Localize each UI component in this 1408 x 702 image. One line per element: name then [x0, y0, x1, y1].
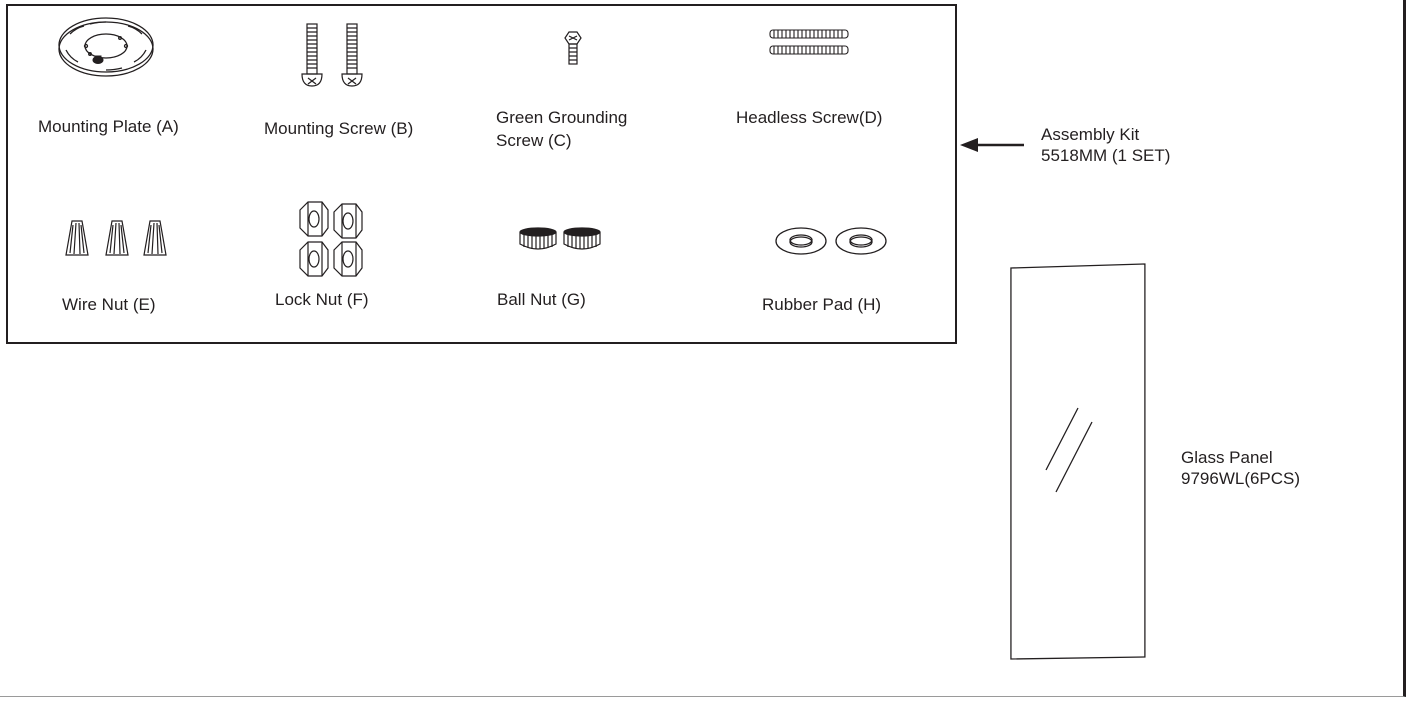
- grounding-screw-icon: [564, 31, 582, 65]
- assembly-kit-label-line1: Assembly Kit: [1041, 125, 1140, 144]
- headless-screw-icon: [769, 29, 849, 55]
- lock-nut-icon: [299, 201, 363, 277]
- part-label-c-line1: Green Grounding: [496, 108, 628, 127]
- part-label-c-line2: Screw (C): [496, 131, 572, 150]
- assembly-kit-label-line2: 5518MM (1 SET): [1041, 146, 1171, 165]
- part-label-b: Mounting Screw (B): [264, 119, 414, 138]
- wire-nut-icon: [65, 220, 167, 256]
- part-label-f: Lock Nut (F): [275, 290, 369, 309]
- mounting-plate-icon: [58, 17, 154, 77]
- part-label-h: Rubber Pad (H): [762, 295, 882, 314]
- part-label-e: Wire Nut (E): [62, 295, 156, 314]
- ball-nut-icon: [519, 227, 601, 250]
- glass-panel-label-line2: 9796WL(6PCS): [1181, 469, 1301, 488]
- rubber-pad-icon: [775, 227, 887, 255]
- part-label-d: Headless Screw(D): [736, 108, 883, 127]
- glass-panel-icon: [1010, 263, 1146, 660]
- part-label-a: Mounting Plate (A): [38, 117, 179, 136]
- assembly-kit-arrow-icon: [960, 138, 1024, 152]
- mounting-screw-icon: [301, 23, 363, 87]
- assembly-kit-box: [6, 4, 957, 344]
- glass-panel-label-line1: Glass Panel: [1181, 448, 1273, 467]
- part-label-g: Ball Nut (G): [497, 290, 586, 309]
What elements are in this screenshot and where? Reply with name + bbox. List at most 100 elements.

WRITTEN INSTRUCTION
Convert the records starting at the line that contains "- grounding-screw-icon: [564, 31, 582, 65]" and ending at the line that contains "- part-label-c-line2: Screw" into a Markdown table with two columns, Row and Line, numbering each row and leaving out blank lines.

ANSWER FOR THIS EXERCISE
| Row | Line |
|---|---|
| 1 | - grounding-screw-icon: [564, 31, 582, 65] |
| 2 | - assembly-kit-label-line1: Assembly Kit: [1041, 125, 1140, 144] |
| 3 | - headless-screw-icon: [769, 29, 849, 55] |
| 4 | - lock-nut-icon: [299, 201, 363, 277] |
| 5 | - part-label-c-line1: Green Grounding: [496, 108, 628, 127] |
| 6 | - part-label-c-line2: Screw (C): [496, 131, 572, 150] |